**The exercise**
Set down each line of the material that follows, exactly, with no pictures.

**Records provided**
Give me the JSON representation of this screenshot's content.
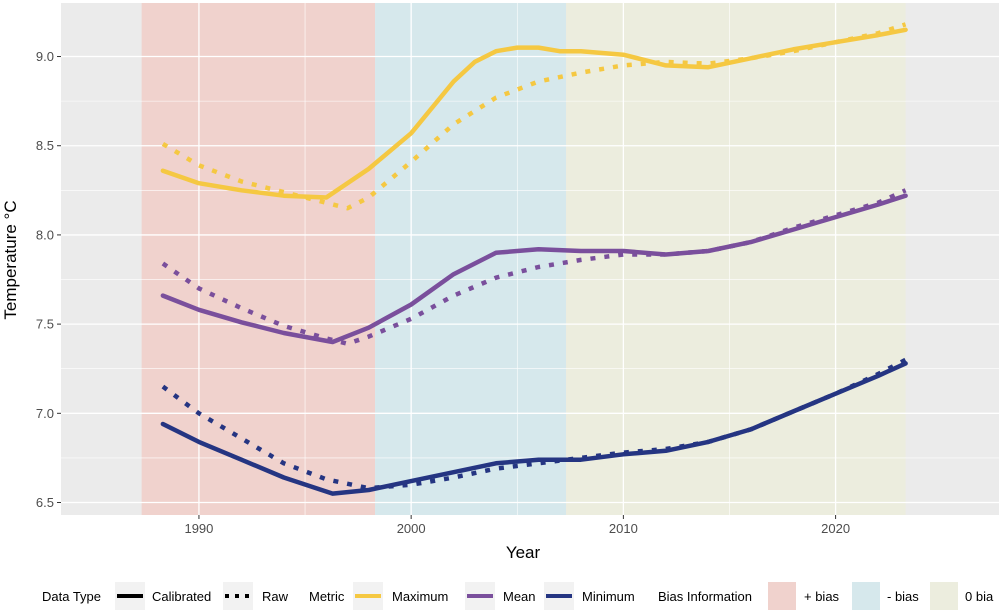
{
  "chart_data": {
    "type": "line",
    "title": "",
    "xlabel": "Year",
    "ylabel": "Temperature °C",
    "xlim": [
      1983.5,
      2027.7
    ],
    "ylim": [
      6.43,
      9.3
    ],
    "x_ticks": [
      1990,
      2000,
      2010,
      2020
    ],
    "y_ticks": [
      6.5,
      7.0,
      7.5,
      8.0,
      8.5,
      9.0
    ],
    "y_tick_labels": [
      "6.5",
      "7.0",
      "7.5",
      "8.0",
      "8.5",
      "9.0"
    ],
    "grid": true,
    "legend_position": "bottom",
    "bias_regions": [
      {
        "label": "+ bias",
        "from": 1987.3,
        "to": 1998.3,
        "color": "#f0d2cd"
      },
      {
        "label": "- bias",
        "from": 1998.3,
        "to": 2007.3,
        "color": "#d6e8ec"
      },
      {
        "label": "0 bia",
        "from": 2007.3,
        "to": 2023.3,
        "color": "#ecedde"
      }
    ],
    "series": [
      {
        "name": "Maximum",
        "type": "Calibrated",
        "color": "#f5c842",
        "x": [
          1988.3,
          1990,
          1992,
          1994,
          1996,
          1998,
          2000,
          2002,
          2003,
          2004,
          2005,
          2006,
          2007,
          2008,
          2010,
          2012,
          2014,
          2016,
          2018,
          2020,
          2022,
          2023.3
        ],
        "y": [
          8.36,
          8.29,
          8.25,
          8.22,
          8.21,
          8.37,
          8.57,
          8.86,
          8.97,
          9.03,
          9.05,
          9.05,
          9.03,
          9.03,
          9.01,
          8.95,
          8.94,
          8.99,
          9.04,
          9.08,
          9.12,
          9.15
        ]
      },
      {
        "name": "Maximum",
        "type": "Raw",
        "color": "#f5c842",
        "x": [
          1988.3,
          1990,
          1992,
          1994,
          1996,
          1997,
          1998,
          2000,
          2002,
          2004,
          2006,
          2008,
          2010,
          2012,
          2014,
          2016,
          2018,
          2020,
          2022,
          2023.3
        ],
        "y": [
          8.51,
          8.39,
          8.3,
          8.24,
          8.18,
          8.15,
          8.21,
          8.41,
          8.62,
          8.77,
          8.86,
          8.91,
          8.95,
          8.97,
          8.96,
          8.99,
          9.03,
          9.08,
          9.13,
          9.18
        ]
      },
      {
        "name": "Mean",
        "type": "Calibrated",
        "color": "#7a4f9c",
        "x": [
          1988.3,
          1990,
          1992,
          1994,
          1996.3,
          1998,
          2000,
          2002,
          2004,
          2006,
          2008,
          2010,
          2012,
          2014,
          2016,
          2018,
          2020,
          2022,
          2023.3
        ],
        "y": [
          7.66,
          7.58,
          7.51,
          7.45,
          7.4,
          7.48,
          7.61,
          7.78,
          7.9,
          7.92,
          7.91,
          7.91,
          7.89,
          7.91,
          7.96,
          8.03,
          8.1,
          8.17,
          8.22
        ]
      },
      {
        "name": "Mean",
        "type": "Raw",
        "color": "#7a4f9c",
        "x": [
          1988.3,
          1990,
          1992,
          1994,
          1996,
          1997,
          1998,
          2000,
          2002,
          2004,
          2006,
          2008,
          2010,
          2012,
          2014,
          2016,
          2018,
          2020,
          2022,
          2023.3
        ],
        "y": [
          7.84,
          7.7,
          7.59,
          7.49,
          7.42,
          7.39,
          7.43,
          7.53,
          7.66,
          7.76,
          7.82,
          7.86,
          7.89,
          7.89,
          7.91,
          7.96,
          8.04,
          8.11,
          8.18,
          8.25
        ]
      },
      {
        "name": "Minimum",
        "type": "Calibrated",
        "color": "#253582",
        "x": [
          1988.3,
          1990,
          1992,
          1994,
          1996.3,
          1998,
          2000,
          2002,
          2004,
          2006,
          2008,
          2010,
          2012,
          2014,
          2016,
          2018,
          2020,
          2022,
          2023.3
        ],
        "y": [
          6.94,
          6.84,
          6.74,
          6.64,
          6.55,
          6.57,
          6.62,
          6.67,
          6.72,
          6.74,
          6.74,
          6.77,
          6.79,
          6.84,
          6.91,
          7.01,
          7.11,
          7.21,
          7.28
        ]
      },
      {
        "name": "Minimum",
        "type": "Raw",
        "color": "#253582",
        "x": [
          1988.3,
          1990,
          1992,
          1994,
          1996,
          1998,
          2000,
          2002,
          2004,
          2006,
          2008,
          2010,
          2012,
          2014,
          2016,
          2018,
          2020,
          2022,
          2023.3
        ],
        "y": [
          7.15,
          7.0,
          6.86,
          6.72,
          6.63,
          6.58,
          6.6,
          6.64,
          6.69,
          6.72,
          6.75,
          6.78,
          6.8,
          6.84,
          6.91,
          7.01,
          7.11,
          7.22,
          7.3
        ]
      }
    ],
    "legend": {
      "data_type_title": "Data Type",
      "data_types": [
        {
          "label": "Calibrated",
          "style": "solid"
        },
        {
          "label": "Raw",
          "style": "dotted"
        }
      ],
      "metric_title": "Metric",
      "metrics": [
        {
          "label": "Maximum",
          "color": "#f5c842"
        },
        {
          "label": "Mean",
          "color": "#7a4f9c"
        },
        {
          "label": "Minimum",
          "color": "#253582"
        }
      ],
      "bias_title": "Bias Information",
      "bias": [
        {
          "label": "+ bias",
          "color": "#f0d2cd"
        },
        {
          "label": "- bias",
          "color": "#d6e8ec"
        },
        {
          "label": "0 bia",
          "color": "#ecedde"
        }
      ]
    }
  }
}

**Answer below**
Give me the JSON representation of this screenshot's content.
{
  "chart_data": {
    "type": "line",
    "title": "",
    "xlabel": "Year",
    "ylabel": "Temperature °C",
    "xlim": [
      1983.5,
      2027.7
    ],
    "ylim": [
      6.43,
      9.3
    ],
    "x_ticks": [
      1990,
      2000,
      2010,
      2020
    ],
    "y_ticks": [
      6.5,
      7.0,
      7.5,
      8.0,
      8.5,
      9.0
    ],
    "y_tick_labels": [
      "6.5",
      "7.0",
      "7.5",
      "8.0",
      "8.5",
      "9.0"
    ],
    "grid": true,
    "legend_position": "bottom",
    "bias_regions": [
      {
        "label": "+ bias",
        "from": 1987.3,
        "to": 1998.3,
        "color": "#f0d2cd"
      },
      {
        "label": "- bias",
        "from": 1998.3,
        "to": 2007.3,
        "color": "#d6e8ec"
      },
      {
        "label": "0 bia",
        "from": 2007.3,
        "to": 2023.3,
        "color": "#ecedde"
      }
    ],
    "series": [
      {
        "name": "Maximum",
        "type": "Calibrated",
        "color": "#f5c842",
        "x": [
          1988.3,
          1990,
          1992,
          1994,
          1996,
          1998,
          2000,
          2002,
          2003,
          2004,
          2005,
          2006,
          2007,
          2008,
          2010,
          2012,
          2014,
          2016,
          2018,
          2020,
          2022,
          2023.3
        ],
        "y": [
          8.36,
          8.29,
          8.25,
          8.22,
          8.21,
          8.37,
          8.57,
          8.86,
          8.97,
          9.03,
          9.05,
          9.05,
          9.03,
          9.03,
          9.01,
          8.95,
          8.94,
          8.99,
          9.04,
          9.08,
          9.12,
          9.15
        ]
      },
      {
        "name": "Maximum",
        "type": "Raw",
        "color": "#f5c842",
        "x": [
          1988.3,
          1990,
          1992,
          1994,
          1996,
          1997,
          1998,
          2000,
          2002,
          2004,
          2006,
          2008,
          2010,
          2012,
          2014,
          2016,
          2018,
          2020,
          2022,
          2023.3
        ],
        "y": [
          8.51,
          8.39,
          8.3,
          8.24,
          8.18,
          8.15,
          8.21,
          8.41,
          8.62,
          8.77,
          8.86,
          8.91,
          8.95,
          8.97,
          8.96,
          8.99,
          9.03,
          9.08,
          9.13,
          9.18
        ]
      },
      {
        "name": "Mean",
        "type": "Calibrated",
        "color": "#7a4f9c",
        "x": [
          1988.3,
          1990,
          1992,
          1994,
          1996.3,
          1998,
          2000,
          2002,
          2004,
          2006,
          2008,
          2010,
          2012,
          2014,
          2016,
          2018,
          2020,
          2022,
          2023.3
        ],
        "y": [
          7.66,
          7.58,
          7.51,
          7.45,
          7.4,
          7.48,
          7.61,
          7.78,
          7.9,
          7.92,
          7.91,
          7.91,
          7.89,
          7.91,
          7.96,
          8.03,
          8.1,
          8.17,
          8.22
        ]
      },
      {
        "name": "Mean",
        "type": "Raw",
        "color": "#7a4f9c",
        "x": [
          1988.3,
          1990,
          1992,
          1994,
          1996,
          1997,
          1998,
          2000,
          2002,
          2004,
          2006,
          2008,
          2010,
          2012,
          2014,
          2016,
          2018,
          2020,
          2022,
          2023.3
        ],
        "y": [
          7.84,
          7.7,
          7.59,
          7.49,
          7.42,
          7.39,
          7.43,
          7.53,
          7.66,
          7.76,
          7.82,
          7.86,
          7.89,
          7.89,
          7.91,
          7.96,
          8.04,
          8.11,
          8.18,
          8.25
        ]
      },
      {
        "name": "Minimum",
        "type": "Calibrated",
        "color": "#253582",
        "x": [
          1988.3,
          1990,
          1992,
          1994,
          1996.3,
          1998,
          2000,
          2002,
          2004,
          2006,
          2008,
          2010,
          2012,
          2014,
          2016,
          2018,
          2020,
          2022,
          2023.3
        ],
        "y": [
          6.94,
          6.84,
          6.74,
          6.64,
          6.55,
          6.57,
          6.62,
          6.67,
          6.72,
          6.74,
          6.74,
          6.77,
          6.79,
          6.84,
          6.91,
          7.01,
          7.11,
          7.21,
          7.28
        ]
      },
      {
        "name": "Minimum",
        "type": "Raw",
        "color": "#253582",
        "x": [
          1988.3,
          1990,
          1992,
          1994,
          1996,
          1998,
          2000,
          2002,
          2004,
          2006,
          2008,
          2010,
          2012,
          2014,
          2016,
          2018,
          2020,
          2022,
          2023.3
        ],
        "y": [
          7.15,
          7.0,
          6.86,
          6.72,
          6.63,
          6.58,
          6.6,
          6.64,
          6.69,
          6.72,
          6.75,
          6.78,
          6.8,
          6.84,
          6.91,
          7.01,
          7.11,
          7.22,
          7.3
        ]
      }
    ],
    "legend": {
      "data_type_title": "Data Type",
      "data_types": [
        {
          "label": "Calibrated",
          "style": "solid"
        },
        {
          "label": "Raw",
          "style": "dotted"
        }
      ],
      "metric_title": "Metric",
      "metrics": [
        {
          "label": "Maximum",
          "color": "#f5c842"
        },
        {
          "label": "Mean",
          "color": "#7a4f9c"
        },
        {
          "label": "Minimum",
          "color": "#253582"
        }
      ],
      "bias_title": "Bias Information",
      "bias": [
        {
          "label": "+ bias",
          "color": "#f0d2cd"
        },
        {
          "label": "- bias",
          "color": "#d6e8ec"
        },
        {
          "label": "0 bia",
          "color": "#ecedde"
        }
      ]
    }
  }
}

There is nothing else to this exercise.